### PASSAGE PROVIDED
____________________
95% IAMGOLD, 5% Government of Suriname
The Rosebel gold mine is located in the mineral rich Brokopondo district in north eastern Suriname, South America. Suriname is a former Dutch colony situated in northern South America bordering the Atlantic Ocean between French Guiana and Guyana.
The Rosebel property lies approximately 85 kilometres south of the capital city of Paramaribo. The mining concession covers 170 square kilometres, with the Suriname River to the east, the Saramacca River to the west and the Brokopondo reserve to the south. The country covers an area of approximately 163,270 square kilometres with a population of around 500,000.
The property is accessible via paved and all weather gravel roads from Paramaribo, a drive of about 110 kilometres. There is a small airstrip located onsite approximately 2 kilometres from the mill operations. Suriname’s Zanderij International Airport is approximately 60 kilometres by road north of Rosebel. Electrical energy is purchased directly from the Surinamese government and from a parastatal energy company. Rosebel’s power is sourced from the nearby Afobaka hydroelectric generating station and from a diesel generation plant.
The economy of Suriname is dominated by the natural resources sector, in particular the bauxite industry. Additional natural resources include oil, gold, iron ore and forestry. The economy draws less than 10% of its income from the export of agricultural products including bananas, rice, timber, citrus fruits, shrimp and fish.
The Rosebel gold mine began commercial production in 2004 and as at the end of 2015 had produced 4.1 million ounces of gold.
The Rosebel concession lies within the Paleoproterozoic Guiana Shield. The Suriname portion of the shield is characterized by discrete corridors of low grade metamorphic rocks (greenstone belts), separated by large granite gneiss terranes.
The local greenstone belt stratigraphy comprises a basal mafic to felsic volcanic package (Paramaka Formation) and two overlying volcano-sedimentary sequences (Armina and Rosebel Formations). The Armina Formation includes intermediate to mafic volcanics and volcaniclastics, trubidite and minor conglomerate whereas the unconformably overlying Rosebel Formation is mainly comprised of coarser grained sandstone and conglomerate with subordinate mudstone. The entire sequence has been deformed by east-southeast to east-west striking folds and faults. A large tonalitic pluton occurs in the southern part of the property (Brinks Granite). Metamorphism is greenschist to lower amphibolites facies.
The Rosebel property contains eight orogenic gold deposits distributed along three major structures. The northern mineralized trend has a strike length of 12 kilometres and hosts the Pay Caro, East Pay Caro, Koolhoven and J-Zone deposits. The southern mineralized trend has a strike length of 15 kilometres and hosts the Mayo, Royal Hill and Roma deposits. The Rosebel deposit occurs at the eastern extremity of the central mineralized trend.
____________________
### DATASET ROWS
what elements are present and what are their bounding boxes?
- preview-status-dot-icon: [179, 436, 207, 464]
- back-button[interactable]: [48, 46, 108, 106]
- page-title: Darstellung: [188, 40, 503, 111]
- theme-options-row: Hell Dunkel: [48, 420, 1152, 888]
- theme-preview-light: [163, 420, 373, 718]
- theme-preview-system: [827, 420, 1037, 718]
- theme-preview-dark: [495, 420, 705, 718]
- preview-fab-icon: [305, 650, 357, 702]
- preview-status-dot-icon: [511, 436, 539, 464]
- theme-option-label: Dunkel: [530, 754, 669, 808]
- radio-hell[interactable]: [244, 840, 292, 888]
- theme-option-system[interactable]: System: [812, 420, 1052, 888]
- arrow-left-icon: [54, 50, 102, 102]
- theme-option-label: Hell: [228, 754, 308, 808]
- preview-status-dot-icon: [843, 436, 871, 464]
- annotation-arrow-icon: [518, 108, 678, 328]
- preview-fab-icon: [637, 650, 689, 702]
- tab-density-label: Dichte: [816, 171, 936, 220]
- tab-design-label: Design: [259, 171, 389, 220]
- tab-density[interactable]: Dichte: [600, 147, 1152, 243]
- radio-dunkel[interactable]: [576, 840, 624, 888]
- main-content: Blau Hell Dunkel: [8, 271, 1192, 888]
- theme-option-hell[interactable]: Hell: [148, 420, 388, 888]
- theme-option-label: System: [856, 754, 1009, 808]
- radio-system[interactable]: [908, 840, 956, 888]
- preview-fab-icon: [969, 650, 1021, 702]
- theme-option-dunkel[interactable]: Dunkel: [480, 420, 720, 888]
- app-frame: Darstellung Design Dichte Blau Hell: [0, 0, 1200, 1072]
____________________
### TASK DIRECTIONS
Reproduce word for word the portion of the Rosebel gold mine text above between "The economy of" and "shrimp and fish.", inclusive.

### CORRECT ANSWER
The economy of Suriname is dominated by the natural resources sector, in particular the bauxite industry. Additional natural resources include oil, gold, iron ore and forestry. The economy draws less than 10% of its income from the export of agricultural products including bananas, rice, timber, citrus fruits, shrimp and fish.